Exercise input:
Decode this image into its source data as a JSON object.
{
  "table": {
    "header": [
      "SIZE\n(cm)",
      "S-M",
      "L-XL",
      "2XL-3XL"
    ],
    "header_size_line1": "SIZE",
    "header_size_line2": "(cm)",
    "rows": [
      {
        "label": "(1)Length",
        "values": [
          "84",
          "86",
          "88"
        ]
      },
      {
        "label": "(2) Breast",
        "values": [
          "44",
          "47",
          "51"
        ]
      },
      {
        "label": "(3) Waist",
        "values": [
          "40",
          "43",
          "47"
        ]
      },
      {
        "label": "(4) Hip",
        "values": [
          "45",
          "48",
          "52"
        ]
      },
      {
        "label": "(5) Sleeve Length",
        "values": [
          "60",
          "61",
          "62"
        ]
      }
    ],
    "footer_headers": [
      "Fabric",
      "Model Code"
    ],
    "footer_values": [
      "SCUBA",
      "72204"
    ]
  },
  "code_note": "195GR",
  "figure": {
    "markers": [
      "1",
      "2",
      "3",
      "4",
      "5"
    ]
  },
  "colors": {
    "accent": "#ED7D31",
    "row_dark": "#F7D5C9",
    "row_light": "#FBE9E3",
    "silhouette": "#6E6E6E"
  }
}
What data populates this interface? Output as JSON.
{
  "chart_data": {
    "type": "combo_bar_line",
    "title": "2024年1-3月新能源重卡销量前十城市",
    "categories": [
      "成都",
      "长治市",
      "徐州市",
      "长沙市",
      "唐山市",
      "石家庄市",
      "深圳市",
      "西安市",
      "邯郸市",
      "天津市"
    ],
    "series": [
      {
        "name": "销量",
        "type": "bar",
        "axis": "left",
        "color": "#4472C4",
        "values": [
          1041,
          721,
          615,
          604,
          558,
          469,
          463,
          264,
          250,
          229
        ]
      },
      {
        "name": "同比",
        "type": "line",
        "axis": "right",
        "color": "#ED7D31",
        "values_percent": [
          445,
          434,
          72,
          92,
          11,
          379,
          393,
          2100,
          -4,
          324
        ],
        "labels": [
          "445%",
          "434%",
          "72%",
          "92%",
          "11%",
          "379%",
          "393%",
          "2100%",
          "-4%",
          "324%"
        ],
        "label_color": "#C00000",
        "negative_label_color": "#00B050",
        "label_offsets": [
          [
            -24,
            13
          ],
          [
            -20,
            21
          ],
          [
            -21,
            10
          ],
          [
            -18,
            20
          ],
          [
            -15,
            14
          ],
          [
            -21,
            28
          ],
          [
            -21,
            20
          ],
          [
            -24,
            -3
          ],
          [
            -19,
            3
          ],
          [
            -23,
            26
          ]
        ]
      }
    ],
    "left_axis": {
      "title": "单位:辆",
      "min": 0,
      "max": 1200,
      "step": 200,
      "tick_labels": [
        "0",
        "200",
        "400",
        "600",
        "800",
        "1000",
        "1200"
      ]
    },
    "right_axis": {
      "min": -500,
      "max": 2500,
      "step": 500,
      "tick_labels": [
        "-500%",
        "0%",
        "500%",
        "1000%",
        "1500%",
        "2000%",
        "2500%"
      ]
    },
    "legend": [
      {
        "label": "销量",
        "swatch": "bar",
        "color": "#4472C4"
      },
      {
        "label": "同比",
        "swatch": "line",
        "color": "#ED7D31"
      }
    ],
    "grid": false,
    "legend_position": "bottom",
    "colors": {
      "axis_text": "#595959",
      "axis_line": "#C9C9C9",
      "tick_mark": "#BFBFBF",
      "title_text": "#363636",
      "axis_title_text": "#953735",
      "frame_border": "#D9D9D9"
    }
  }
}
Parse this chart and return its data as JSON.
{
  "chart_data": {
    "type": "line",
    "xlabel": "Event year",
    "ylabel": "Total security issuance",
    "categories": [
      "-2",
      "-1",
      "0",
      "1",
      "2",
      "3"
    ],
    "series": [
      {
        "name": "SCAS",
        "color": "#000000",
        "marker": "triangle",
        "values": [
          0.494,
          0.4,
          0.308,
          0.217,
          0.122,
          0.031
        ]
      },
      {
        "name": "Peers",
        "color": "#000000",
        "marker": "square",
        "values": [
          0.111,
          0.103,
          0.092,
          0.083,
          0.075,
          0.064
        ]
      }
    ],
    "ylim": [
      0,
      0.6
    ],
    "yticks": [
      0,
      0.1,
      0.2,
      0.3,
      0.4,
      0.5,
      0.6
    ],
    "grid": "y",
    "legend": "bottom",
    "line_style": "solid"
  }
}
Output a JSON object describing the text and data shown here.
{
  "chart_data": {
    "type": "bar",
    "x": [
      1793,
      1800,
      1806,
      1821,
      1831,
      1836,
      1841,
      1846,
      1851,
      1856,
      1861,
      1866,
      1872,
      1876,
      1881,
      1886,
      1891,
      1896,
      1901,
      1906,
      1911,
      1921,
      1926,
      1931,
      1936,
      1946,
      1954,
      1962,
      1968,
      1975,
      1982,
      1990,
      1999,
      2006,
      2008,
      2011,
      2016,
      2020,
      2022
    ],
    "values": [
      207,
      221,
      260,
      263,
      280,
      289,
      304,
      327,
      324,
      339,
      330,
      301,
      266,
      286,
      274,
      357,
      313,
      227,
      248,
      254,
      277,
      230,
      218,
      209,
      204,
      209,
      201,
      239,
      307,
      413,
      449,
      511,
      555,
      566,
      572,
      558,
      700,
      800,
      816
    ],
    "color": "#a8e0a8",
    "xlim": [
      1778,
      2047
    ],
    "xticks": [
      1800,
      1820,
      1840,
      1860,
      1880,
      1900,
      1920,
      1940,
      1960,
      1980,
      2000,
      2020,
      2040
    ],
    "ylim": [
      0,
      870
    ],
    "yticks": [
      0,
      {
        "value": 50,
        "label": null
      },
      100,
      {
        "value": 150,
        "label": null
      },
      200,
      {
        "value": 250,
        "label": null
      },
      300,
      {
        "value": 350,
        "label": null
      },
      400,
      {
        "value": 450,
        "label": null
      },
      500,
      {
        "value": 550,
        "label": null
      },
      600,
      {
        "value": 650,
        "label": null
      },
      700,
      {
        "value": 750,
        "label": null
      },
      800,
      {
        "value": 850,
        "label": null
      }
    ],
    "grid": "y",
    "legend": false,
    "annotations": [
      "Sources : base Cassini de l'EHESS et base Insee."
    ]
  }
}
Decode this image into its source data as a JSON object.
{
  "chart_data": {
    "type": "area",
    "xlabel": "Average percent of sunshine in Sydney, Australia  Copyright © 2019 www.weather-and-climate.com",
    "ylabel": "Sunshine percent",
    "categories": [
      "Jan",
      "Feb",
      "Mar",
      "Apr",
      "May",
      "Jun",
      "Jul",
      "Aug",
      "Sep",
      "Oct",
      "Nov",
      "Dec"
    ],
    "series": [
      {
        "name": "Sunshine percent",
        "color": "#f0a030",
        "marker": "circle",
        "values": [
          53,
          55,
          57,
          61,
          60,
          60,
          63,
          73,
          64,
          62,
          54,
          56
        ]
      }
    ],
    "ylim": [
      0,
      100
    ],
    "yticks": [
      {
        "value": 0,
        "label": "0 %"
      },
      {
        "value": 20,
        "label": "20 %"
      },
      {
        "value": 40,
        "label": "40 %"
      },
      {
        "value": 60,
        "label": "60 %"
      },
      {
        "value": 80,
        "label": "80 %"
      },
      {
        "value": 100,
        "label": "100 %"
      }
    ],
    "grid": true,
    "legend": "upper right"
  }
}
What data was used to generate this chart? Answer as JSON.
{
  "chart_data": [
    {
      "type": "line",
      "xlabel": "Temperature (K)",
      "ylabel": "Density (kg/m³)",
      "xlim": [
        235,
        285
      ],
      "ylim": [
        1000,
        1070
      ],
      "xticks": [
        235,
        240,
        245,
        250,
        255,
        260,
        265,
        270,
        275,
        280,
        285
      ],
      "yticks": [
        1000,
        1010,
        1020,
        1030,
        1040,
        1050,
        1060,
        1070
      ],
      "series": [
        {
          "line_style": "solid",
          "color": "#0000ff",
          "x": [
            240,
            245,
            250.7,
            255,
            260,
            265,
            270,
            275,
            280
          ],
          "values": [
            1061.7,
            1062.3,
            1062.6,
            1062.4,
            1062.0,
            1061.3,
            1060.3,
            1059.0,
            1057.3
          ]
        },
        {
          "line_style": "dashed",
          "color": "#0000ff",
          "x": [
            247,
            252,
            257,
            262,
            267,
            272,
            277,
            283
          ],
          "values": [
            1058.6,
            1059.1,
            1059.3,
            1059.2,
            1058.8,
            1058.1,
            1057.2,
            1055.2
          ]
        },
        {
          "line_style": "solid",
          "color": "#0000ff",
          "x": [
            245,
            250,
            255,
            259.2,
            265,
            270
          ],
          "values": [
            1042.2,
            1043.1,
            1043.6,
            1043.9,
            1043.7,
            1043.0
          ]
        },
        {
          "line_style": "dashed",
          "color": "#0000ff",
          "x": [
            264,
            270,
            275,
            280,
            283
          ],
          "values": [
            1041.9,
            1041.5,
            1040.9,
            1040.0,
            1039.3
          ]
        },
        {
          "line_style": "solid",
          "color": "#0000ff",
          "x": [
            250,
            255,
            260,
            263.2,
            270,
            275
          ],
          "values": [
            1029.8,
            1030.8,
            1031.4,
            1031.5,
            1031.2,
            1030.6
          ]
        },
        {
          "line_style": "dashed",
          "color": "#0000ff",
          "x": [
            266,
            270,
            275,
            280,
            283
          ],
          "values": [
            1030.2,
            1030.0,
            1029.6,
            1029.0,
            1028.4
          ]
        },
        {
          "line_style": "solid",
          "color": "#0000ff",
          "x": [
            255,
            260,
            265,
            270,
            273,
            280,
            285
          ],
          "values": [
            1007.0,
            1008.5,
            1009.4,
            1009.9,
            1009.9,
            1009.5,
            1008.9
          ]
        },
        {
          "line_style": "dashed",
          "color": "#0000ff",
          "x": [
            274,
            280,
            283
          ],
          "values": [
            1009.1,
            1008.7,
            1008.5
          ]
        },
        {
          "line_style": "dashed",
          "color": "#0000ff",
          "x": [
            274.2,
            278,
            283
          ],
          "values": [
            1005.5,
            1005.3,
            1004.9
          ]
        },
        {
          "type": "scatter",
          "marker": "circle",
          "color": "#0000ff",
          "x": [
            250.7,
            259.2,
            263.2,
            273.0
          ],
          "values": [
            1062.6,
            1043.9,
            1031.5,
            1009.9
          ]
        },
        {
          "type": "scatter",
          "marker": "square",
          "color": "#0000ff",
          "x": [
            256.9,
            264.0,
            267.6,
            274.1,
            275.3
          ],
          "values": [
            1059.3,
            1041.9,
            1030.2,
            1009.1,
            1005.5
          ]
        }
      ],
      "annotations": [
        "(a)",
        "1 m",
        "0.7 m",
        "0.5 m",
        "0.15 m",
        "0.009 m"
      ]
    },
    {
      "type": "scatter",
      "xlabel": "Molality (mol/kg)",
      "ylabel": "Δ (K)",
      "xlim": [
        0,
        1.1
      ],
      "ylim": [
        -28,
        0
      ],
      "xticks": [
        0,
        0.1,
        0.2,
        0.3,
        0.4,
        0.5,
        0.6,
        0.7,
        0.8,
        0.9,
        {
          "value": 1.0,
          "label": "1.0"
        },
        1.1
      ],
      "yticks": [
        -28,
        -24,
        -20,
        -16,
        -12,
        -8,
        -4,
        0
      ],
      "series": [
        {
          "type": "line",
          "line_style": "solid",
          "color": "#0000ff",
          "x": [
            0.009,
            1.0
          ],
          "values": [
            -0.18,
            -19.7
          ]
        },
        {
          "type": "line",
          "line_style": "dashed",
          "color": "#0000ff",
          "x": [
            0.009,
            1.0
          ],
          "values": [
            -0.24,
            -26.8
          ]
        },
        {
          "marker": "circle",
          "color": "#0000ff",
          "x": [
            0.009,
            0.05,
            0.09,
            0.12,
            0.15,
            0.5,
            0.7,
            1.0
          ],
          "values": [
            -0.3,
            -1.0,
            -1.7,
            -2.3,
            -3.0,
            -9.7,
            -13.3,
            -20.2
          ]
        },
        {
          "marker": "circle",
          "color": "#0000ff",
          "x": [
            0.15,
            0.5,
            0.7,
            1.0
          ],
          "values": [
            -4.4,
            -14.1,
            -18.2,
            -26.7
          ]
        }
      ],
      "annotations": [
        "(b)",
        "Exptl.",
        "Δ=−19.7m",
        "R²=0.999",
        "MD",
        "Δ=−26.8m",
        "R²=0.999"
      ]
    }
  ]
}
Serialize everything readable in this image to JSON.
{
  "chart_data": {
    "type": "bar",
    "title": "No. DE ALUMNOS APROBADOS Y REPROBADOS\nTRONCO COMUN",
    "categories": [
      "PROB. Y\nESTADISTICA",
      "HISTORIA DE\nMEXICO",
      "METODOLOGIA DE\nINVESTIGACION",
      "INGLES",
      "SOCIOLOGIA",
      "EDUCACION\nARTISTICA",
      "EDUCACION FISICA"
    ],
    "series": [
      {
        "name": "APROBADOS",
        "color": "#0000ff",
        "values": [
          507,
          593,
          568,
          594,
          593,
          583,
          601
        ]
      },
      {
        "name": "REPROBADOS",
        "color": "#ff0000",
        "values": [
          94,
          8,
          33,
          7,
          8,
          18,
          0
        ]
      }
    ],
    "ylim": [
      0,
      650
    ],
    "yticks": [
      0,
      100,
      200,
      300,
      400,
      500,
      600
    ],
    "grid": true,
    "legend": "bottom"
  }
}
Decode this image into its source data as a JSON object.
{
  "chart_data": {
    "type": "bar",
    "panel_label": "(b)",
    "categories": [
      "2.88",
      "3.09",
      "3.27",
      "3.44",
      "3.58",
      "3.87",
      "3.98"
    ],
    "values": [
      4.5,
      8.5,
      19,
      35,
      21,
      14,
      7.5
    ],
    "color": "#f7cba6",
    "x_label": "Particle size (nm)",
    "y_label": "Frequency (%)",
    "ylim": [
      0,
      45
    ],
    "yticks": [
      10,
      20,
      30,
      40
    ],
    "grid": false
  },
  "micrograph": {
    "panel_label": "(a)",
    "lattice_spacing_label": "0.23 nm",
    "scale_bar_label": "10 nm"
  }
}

Goal of the exercise:
Write down only the number of lines that contain the string "APROBADOS" in the listing.

Exercise result:
2